Instructions for the task: Count lines with "Department" in them. Report only the total.

Supplied data:
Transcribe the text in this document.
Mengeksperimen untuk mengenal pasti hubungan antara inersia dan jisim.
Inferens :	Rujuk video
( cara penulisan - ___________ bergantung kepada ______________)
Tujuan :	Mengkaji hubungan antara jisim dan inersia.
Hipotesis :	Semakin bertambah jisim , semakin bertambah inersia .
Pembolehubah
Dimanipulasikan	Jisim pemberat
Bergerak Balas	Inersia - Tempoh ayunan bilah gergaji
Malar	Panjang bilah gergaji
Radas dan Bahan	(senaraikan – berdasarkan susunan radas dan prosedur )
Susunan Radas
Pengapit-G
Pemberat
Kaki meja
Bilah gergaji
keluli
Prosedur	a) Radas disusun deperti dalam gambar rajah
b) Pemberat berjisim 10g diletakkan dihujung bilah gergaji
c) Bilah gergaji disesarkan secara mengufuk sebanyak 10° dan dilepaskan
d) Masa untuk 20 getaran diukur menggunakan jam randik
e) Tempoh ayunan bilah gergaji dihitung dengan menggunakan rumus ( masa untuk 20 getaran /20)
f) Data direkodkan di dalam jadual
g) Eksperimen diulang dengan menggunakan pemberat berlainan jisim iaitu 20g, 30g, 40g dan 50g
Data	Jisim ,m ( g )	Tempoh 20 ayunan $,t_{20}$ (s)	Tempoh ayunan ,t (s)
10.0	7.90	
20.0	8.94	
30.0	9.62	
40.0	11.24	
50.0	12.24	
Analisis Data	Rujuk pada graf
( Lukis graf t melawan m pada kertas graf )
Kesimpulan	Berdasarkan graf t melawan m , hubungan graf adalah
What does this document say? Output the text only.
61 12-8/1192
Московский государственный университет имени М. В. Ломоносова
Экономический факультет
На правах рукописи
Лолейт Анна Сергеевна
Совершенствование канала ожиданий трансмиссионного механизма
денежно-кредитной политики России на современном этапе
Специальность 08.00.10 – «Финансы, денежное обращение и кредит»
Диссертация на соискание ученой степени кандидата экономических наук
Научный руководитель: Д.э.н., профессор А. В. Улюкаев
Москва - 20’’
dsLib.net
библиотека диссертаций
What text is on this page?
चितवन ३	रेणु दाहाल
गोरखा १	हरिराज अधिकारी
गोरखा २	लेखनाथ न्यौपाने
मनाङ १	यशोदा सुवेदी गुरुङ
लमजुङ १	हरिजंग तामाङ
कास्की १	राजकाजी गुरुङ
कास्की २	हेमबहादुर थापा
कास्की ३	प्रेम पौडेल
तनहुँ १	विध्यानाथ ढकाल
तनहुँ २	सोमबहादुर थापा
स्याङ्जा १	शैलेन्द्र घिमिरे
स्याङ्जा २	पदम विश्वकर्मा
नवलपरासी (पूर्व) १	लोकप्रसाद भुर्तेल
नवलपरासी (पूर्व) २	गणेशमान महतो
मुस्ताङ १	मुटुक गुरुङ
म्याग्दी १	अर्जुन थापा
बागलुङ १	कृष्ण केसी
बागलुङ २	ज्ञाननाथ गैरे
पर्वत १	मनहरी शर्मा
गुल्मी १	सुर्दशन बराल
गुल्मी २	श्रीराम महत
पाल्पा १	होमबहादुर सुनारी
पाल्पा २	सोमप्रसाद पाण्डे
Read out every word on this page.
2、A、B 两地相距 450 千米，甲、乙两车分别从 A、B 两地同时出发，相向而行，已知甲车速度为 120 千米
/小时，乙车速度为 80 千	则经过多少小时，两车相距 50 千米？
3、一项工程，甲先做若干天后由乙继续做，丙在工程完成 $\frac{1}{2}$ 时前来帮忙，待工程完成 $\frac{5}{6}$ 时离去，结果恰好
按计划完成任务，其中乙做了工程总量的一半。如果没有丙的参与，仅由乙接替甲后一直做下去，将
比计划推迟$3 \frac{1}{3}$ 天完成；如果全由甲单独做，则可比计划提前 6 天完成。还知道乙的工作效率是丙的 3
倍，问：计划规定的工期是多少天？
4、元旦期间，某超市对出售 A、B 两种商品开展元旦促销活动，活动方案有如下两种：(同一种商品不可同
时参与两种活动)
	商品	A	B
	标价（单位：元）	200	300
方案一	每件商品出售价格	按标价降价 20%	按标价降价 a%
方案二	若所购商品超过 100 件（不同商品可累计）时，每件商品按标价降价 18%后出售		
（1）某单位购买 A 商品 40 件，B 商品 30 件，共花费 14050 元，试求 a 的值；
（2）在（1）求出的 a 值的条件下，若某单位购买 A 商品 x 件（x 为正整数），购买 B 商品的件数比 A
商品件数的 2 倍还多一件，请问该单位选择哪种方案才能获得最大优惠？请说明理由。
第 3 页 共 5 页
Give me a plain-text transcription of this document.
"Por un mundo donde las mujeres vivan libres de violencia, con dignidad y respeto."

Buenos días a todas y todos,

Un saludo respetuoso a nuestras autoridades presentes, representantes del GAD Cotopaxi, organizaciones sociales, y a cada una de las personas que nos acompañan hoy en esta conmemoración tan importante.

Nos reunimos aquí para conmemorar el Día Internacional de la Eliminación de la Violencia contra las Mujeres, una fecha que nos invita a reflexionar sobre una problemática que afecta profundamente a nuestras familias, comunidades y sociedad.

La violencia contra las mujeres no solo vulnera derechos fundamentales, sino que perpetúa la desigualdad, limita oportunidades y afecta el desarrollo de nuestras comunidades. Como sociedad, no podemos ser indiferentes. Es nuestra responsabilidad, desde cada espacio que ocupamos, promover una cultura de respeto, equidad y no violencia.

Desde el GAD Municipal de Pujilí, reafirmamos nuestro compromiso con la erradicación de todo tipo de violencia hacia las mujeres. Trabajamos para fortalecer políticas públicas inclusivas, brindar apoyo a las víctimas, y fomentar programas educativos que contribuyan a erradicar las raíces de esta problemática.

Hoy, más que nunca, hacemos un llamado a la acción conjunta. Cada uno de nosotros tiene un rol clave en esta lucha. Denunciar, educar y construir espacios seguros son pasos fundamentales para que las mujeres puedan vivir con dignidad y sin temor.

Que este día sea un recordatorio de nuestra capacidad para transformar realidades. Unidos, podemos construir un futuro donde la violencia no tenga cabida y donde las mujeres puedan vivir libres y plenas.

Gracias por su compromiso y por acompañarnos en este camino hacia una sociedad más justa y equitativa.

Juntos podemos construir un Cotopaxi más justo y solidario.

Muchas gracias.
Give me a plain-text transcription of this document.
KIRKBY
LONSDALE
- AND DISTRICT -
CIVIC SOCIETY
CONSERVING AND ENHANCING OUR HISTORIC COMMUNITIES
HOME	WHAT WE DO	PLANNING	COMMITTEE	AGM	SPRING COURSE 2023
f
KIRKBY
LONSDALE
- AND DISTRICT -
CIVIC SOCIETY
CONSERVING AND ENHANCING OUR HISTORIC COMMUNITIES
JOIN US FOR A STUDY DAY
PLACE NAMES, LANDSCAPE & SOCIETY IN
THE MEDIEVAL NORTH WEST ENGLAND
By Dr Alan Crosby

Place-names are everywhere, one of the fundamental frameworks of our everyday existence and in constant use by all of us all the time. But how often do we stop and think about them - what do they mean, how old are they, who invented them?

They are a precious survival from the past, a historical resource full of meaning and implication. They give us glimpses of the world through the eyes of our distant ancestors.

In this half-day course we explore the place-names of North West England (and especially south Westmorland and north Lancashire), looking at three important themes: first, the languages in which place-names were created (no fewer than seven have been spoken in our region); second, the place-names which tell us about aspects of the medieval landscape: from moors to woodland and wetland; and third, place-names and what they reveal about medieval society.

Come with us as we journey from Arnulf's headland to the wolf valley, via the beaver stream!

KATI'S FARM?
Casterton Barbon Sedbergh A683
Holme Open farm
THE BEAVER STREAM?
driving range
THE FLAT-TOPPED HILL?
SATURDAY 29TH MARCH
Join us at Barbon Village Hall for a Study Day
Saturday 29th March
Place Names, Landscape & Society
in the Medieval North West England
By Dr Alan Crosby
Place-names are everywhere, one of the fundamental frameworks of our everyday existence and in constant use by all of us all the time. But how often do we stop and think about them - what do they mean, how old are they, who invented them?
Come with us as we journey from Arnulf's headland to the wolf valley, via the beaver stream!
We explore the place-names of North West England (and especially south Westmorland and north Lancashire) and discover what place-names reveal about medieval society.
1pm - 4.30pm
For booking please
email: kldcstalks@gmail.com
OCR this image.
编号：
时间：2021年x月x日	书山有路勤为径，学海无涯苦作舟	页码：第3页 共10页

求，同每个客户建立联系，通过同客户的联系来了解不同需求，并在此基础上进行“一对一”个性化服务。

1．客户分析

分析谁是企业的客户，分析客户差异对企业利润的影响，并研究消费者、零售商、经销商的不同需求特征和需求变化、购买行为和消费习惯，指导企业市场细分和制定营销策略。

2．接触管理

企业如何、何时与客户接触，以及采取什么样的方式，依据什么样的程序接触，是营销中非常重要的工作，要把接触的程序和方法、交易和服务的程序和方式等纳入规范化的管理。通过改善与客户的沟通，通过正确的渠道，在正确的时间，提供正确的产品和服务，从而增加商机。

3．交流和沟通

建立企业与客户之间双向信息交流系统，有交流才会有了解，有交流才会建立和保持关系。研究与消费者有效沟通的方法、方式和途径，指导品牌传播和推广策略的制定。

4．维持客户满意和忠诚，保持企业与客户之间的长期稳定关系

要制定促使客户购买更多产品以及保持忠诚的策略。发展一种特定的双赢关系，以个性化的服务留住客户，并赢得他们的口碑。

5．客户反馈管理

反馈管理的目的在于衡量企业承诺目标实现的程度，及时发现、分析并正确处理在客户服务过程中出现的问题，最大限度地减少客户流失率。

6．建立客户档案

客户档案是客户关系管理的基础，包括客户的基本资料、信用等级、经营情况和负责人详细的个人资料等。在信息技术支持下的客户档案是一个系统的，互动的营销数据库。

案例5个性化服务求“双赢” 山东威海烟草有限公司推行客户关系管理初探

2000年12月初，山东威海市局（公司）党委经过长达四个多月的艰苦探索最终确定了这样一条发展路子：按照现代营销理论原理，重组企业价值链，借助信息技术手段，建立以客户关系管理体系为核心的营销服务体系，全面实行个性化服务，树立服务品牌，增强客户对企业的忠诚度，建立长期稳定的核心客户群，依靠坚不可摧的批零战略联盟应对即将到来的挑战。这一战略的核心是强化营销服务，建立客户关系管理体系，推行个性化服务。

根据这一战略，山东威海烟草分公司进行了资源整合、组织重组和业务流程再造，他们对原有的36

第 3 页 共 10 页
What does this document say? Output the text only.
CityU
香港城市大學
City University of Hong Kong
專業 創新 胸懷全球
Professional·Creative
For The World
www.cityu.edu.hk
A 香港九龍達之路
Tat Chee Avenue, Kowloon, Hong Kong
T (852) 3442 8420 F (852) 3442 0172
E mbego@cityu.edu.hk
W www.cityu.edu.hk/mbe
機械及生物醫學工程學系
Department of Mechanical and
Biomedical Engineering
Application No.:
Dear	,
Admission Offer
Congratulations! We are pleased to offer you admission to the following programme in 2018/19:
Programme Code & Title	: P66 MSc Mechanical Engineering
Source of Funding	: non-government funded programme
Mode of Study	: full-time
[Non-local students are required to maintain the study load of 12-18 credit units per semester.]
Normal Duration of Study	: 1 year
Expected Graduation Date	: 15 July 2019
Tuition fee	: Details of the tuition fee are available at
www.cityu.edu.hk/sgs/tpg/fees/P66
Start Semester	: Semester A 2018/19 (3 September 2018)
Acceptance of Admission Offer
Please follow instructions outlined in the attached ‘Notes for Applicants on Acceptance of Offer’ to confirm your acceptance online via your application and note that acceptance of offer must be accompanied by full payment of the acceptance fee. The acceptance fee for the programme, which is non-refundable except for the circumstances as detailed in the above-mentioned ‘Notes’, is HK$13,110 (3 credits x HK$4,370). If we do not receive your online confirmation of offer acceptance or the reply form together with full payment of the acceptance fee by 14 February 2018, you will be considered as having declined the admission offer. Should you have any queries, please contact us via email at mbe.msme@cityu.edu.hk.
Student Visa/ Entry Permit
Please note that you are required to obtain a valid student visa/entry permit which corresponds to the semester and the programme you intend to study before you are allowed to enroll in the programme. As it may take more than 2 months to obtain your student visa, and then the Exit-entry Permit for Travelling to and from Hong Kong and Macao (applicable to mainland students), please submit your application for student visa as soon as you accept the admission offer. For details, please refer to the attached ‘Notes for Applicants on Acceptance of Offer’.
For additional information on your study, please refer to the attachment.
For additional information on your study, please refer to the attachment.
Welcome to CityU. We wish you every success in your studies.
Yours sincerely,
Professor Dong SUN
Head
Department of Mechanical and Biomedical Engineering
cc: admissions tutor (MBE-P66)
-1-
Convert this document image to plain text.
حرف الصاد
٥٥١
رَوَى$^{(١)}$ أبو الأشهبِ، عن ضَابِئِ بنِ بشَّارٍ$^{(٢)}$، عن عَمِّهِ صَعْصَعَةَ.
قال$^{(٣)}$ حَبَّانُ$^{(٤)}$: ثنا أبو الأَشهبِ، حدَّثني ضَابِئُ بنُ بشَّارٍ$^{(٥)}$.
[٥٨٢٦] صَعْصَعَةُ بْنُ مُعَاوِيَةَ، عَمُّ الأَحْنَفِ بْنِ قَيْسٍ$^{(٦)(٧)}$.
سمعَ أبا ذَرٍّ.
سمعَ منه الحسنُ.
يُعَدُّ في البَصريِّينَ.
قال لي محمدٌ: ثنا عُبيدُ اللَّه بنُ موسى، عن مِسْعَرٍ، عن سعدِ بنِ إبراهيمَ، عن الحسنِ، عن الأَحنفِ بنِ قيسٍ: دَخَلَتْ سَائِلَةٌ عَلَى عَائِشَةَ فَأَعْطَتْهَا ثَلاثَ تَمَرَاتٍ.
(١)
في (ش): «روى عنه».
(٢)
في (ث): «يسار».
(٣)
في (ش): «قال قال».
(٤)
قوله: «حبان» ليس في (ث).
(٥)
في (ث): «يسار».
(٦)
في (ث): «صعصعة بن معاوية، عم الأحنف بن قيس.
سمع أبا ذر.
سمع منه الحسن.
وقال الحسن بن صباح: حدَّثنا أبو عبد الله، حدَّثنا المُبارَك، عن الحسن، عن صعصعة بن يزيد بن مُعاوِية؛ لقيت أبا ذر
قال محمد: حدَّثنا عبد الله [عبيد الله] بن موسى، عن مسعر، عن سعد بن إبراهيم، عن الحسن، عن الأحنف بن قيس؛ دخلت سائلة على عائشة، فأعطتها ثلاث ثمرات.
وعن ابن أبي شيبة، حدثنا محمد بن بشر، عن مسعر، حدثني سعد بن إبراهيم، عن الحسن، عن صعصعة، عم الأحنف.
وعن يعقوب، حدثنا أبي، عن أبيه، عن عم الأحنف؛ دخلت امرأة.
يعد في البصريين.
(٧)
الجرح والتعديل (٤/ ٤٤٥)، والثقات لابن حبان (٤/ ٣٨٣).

Final result: 2